Instructions for the task:
Copy every entry precisely.

Entries taken from a collection:
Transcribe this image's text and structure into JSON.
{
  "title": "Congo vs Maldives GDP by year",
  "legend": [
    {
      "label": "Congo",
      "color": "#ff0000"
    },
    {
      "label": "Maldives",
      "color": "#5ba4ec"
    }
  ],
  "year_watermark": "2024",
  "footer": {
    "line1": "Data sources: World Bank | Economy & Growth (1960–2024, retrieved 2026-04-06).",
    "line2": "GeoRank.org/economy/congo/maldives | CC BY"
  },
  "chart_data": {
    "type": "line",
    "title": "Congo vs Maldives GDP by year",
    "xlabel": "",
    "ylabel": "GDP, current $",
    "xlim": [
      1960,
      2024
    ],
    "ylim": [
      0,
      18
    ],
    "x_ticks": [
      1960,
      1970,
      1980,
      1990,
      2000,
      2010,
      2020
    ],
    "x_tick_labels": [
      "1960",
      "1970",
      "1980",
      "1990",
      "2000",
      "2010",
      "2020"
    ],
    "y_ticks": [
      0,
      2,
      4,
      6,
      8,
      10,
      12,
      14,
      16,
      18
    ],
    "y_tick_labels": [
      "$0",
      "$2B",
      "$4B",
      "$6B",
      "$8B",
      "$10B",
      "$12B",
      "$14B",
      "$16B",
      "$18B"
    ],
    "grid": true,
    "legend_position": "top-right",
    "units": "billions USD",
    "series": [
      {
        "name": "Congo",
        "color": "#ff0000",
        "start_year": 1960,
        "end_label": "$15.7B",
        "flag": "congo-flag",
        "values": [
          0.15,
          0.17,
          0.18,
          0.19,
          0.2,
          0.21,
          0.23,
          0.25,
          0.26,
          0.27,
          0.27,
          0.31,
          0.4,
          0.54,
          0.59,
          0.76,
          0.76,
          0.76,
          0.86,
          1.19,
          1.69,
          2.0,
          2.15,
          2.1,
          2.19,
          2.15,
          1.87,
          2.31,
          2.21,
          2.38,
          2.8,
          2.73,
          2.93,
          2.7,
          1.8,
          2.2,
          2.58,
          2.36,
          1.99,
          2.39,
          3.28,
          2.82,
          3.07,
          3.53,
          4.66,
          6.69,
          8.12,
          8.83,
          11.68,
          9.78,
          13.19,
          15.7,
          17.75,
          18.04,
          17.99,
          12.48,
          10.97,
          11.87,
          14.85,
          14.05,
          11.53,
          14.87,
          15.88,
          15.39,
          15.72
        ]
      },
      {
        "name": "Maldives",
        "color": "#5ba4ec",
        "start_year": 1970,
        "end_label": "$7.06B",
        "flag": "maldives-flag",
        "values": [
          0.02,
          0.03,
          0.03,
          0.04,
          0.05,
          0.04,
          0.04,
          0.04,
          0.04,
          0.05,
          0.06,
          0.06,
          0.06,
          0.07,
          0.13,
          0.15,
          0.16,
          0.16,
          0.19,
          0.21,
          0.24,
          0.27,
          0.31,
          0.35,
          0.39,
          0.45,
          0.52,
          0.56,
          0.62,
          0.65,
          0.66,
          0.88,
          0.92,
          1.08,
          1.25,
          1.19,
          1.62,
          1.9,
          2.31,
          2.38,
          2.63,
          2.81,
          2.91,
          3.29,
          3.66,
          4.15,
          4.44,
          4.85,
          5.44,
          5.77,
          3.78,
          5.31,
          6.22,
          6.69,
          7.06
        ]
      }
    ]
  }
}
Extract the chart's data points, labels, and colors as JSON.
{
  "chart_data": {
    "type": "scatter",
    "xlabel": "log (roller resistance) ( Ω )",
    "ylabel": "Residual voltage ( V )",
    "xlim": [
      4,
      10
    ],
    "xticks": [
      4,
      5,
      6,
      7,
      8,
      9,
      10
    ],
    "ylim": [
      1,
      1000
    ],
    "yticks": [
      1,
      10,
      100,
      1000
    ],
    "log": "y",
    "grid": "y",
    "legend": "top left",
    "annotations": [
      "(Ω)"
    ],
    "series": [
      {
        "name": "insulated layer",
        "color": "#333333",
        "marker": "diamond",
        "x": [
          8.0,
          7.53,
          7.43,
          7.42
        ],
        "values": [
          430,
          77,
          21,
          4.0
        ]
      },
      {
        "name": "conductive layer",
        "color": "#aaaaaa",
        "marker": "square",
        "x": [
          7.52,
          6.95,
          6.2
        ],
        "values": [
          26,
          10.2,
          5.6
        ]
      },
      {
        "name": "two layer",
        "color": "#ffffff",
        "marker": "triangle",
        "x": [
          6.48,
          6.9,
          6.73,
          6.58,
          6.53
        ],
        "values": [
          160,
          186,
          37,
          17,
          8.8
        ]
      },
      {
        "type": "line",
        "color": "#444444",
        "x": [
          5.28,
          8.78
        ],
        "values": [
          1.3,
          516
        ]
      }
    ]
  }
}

Exercise solution:
Transcribe this image's text and structure into JSON.
{
  "title": "Congo vs Maldives GDP by year",
  "legend": [
    {
      "label": "Congo",
      "color": "#ff0000"
    },
    {
      "label": "Maldives",
      "color": "#5ba4ec"
    }
  ],
  "year_watermark": "2024",
  "footer": {
    "line1": "Data sources: World Bank | Economy & Growth (1960–2024, retrieved 2026-04-06).",
    "line2": "GeoRank.org/economy/congo/maldives | CC BY"
  },
  "chart_data": {
    "type": "line",
    "title": "Congo vs Maldives GDP by year",
    "xlabel": "",
    "ylabel": "GDP, current $",
    "xlim": [
      1960,
      2024
    ],
    "ylim": [
      0,
      18
    ],
    "x_ticks": [
      1960,
      1970,
      1980,
      1990,
      2000,
      2010,
      2020
    ],
    "x_tick_labels": [
      "1960",
      "1970",
      "1980",
      "1990",
      "2000",
      "2010",
      "2020"
    ],
    "y_ticks": [
      0,
      2,
      4,
      6,
      8,
      10,
      12,
      14,
      16,
      18
    ],
    "y_tick_labels": [
      "$0",
      "$2B",
      "$4B",
      "$6B",
      "$8B",
      "$10B",
      "$12B",
      "$14B",
      "$16B",
      "$18B"
    ],
    "grid": true,
    "legend_position": "top-right",
    "units": "billions USD",
    "series": [
      {
        "name": "Congo",
        "color": "#ff0000",
        "start_year": 1960,
        "end_label": "$15.7B",
        "flag": "congo-flag",
        "values": [
          0.15,
          0.17,
          0.18,
          0.19,
          0.2,
          0.21,
          0.23,
          0.25,
          0.26,
          0.27,
          0.27,
          0.31,
          0.4,
          0.54,
          0.59,
          0.76,
          0.76,
          0.76,
          0.86,
          1.19,
          1.69,
          2.0,
          2.15,
          2.1,
          2.19,
          2.15,
          1.87,
          2.31,
          2.21,
          2.38,
          2.8,
          2.73,
          2.93,
          2.7,
          1.8,
          2.2,
          2.58,
          2.36,
          1.99,
          2.39,
          3.28,
          2.82,
          3.07,
          3.53,
          4.66,
          6.69,
          8.12,
          8.83,
          11.68,
          9.78,
          13.19,
          15.7,
          17.75,
          18.04,
          17.99,
          12.48,
          10.97,
          11.87,
          14.85,
          14.05,
          11.53,
          14.87,
          15.88,
          15.39,
          15.72
        ]
      },
      {
        "name": "Maldives",
        "color": "#5ba4ec",
        "start_year": 1970,
        "end_label": "$7.06B",
        "flag": "maldives-flag",
        "values": [
          0.02,
          0.03,
          0.03,
          0.04,
          0.05,
          0.04,
          0.04,
          0.04,
          0.04,
          0.05,
          0.06,
          0.06,
          0.06,
          0.07,
          0.13,
          0.15,
          0.16,
          0.16,
          0.19,
          0.21,
          0.24,
          0.27,
          0.31,
          0.35,
          0.39,
          0.45,
          0.52,
          0.56,
          0.62,
          0.65,
          0.66,
          0.88,
          0.92,
          1.08,
          1.25,
          1.19,
          1.62,
          1.9,
          2.31,
          2.38,
          2.63,
          2.81,
          2.91,
          3.29,
          3.66,
          4.15,
          4.44,
          4.85,
          5.44,
          5.77,
          3.78,
          5.31,
          6.22,
          6.69,
          7.06
        ]
      }
    ]
  }
}
Extract the chart's data points, labels, and colors as JSON.
{
  "chart_data": {
    "type": "scatter",
    "xlabel": "log (roller resistance) ( Ω )",
    "ylabel": "Residual voltage ( V )",
    "xlim": [
      4,
      10
    ],
    "xticks": [
      4,
      5,
      6,
      7,
      8,
      9,
      10
    ],
    "ylim": [
      1,
      1000
    ],
    "yticks": [
      1,
      10,
      100,
      1000
    ],
    "log": "y",
    "grid": "y",
    "legend": "top left",
    "annotations": [
      "(Ω)"
    ],
    "series": [
      {
        "name": "insulated layer",
        "color": "#333333",
        "marker": "diamond",
        "x": [
          8.0,
          7.53,
          7.43,
          7.42
        ],
        "values": [
          430,
          77,
          21,
          4.0
        ]
      },
      {
        "name": "conductive layer",
        "color": "#aaaaaa",
        "marker": "square",
        "x": [
          7.52,
          6.95,
          6.2
        ],
        "values": [
          26,
          10.2,
          5.6
        ]
      },
      {
        "name": "two layer",
        "color": "#ffffff",
        "marker": "triangle",
        "x": [
          6.48,
          6.9,
          6.73,
          6.58,
          6.53
        ],
        "values": [
          160,
          186,
          37,
          17,
          8.8
        ]
      },
      {
        "type": "line",
        "color": "#444444",
        "x": [
          5.28,
          8.78
        ],
        "values": [
          1.3,
          516
        ]
      }
    ]
  }
}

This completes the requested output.